[begin Input for this task]

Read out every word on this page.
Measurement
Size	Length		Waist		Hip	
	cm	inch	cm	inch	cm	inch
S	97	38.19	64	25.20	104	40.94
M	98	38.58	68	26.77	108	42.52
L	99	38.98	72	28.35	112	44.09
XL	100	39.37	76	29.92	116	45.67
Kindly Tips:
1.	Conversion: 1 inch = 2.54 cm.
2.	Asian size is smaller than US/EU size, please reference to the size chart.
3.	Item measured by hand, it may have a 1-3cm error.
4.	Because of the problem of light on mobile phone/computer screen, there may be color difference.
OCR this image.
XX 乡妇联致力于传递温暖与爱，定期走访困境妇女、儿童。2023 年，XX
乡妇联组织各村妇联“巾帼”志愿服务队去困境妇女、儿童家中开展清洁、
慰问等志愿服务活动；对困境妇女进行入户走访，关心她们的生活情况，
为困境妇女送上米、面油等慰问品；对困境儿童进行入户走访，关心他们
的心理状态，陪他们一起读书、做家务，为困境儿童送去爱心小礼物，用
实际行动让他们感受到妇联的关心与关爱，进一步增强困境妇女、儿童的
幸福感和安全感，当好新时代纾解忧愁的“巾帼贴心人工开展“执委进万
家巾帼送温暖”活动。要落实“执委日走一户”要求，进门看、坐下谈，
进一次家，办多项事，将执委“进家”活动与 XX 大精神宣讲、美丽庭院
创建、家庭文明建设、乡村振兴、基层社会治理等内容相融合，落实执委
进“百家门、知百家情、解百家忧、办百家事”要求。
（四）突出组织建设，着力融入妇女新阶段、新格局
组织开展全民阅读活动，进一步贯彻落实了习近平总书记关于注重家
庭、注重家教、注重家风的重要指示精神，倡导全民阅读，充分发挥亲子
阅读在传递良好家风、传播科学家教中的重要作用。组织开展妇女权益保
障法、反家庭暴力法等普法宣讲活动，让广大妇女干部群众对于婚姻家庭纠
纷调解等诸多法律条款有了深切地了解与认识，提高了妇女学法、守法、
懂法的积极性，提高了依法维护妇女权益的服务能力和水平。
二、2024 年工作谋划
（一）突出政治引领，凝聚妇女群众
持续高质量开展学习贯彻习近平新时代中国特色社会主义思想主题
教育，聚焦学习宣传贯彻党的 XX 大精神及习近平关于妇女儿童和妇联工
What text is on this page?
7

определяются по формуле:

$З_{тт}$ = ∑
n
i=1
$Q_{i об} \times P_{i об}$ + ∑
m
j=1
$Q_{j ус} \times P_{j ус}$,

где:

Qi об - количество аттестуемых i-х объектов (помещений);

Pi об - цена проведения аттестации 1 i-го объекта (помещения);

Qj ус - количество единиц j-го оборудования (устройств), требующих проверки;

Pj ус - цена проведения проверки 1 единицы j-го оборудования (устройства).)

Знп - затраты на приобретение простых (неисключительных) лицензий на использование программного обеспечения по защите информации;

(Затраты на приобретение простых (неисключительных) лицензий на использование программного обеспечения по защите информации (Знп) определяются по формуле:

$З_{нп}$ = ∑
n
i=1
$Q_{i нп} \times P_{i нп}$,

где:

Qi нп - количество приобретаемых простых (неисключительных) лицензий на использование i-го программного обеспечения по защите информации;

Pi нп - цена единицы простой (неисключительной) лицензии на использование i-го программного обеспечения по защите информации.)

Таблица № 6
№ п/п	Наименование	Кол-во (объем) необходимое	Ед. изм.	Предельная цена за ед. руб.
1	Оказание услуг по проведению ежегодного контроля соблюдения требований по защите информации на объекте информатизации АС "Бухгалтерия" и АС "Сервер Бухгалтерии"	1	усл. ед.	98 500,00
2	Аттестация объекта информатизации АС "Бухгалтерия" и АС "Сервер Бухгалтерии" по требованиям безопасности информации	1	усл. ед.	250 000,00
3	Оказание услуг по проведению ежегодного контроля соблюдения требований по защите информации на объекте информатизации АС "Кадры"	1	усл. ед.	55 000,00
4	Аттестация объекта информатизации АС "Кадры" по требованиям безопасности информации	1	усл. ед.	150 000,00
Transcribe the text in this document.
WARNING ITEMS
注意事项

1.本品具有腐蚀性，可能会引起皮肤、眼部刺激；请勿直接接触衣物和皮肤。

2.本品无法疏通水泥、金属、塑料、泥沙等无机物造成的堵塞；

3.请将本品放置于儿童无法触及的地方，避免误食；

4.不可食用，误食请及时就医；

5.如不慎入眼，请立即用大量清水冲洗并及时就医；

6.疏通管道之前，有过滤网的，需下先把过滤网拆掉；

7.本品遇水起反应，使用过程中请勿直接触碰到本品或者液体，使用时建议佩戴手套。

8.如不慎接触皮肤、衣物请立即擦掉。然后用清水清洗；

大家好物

[end Input for this task]

▶ [Exercise objective] Search the entries for "простых" and copy out each line that has it.

▶ [In response]
Знп - затраты на приобретение простых (неисключительных) лицензий на использование программного обеспечения по защите информации;
(Затраты на приобретение простых (неисключительных) лицензий на использование программного обеспечения по защите информации (Знп) определяются по формуле:
Qi нп - количество приобретаемых простых (неисключительных) лицензий на использование i-го программного обеспечения по защите информации;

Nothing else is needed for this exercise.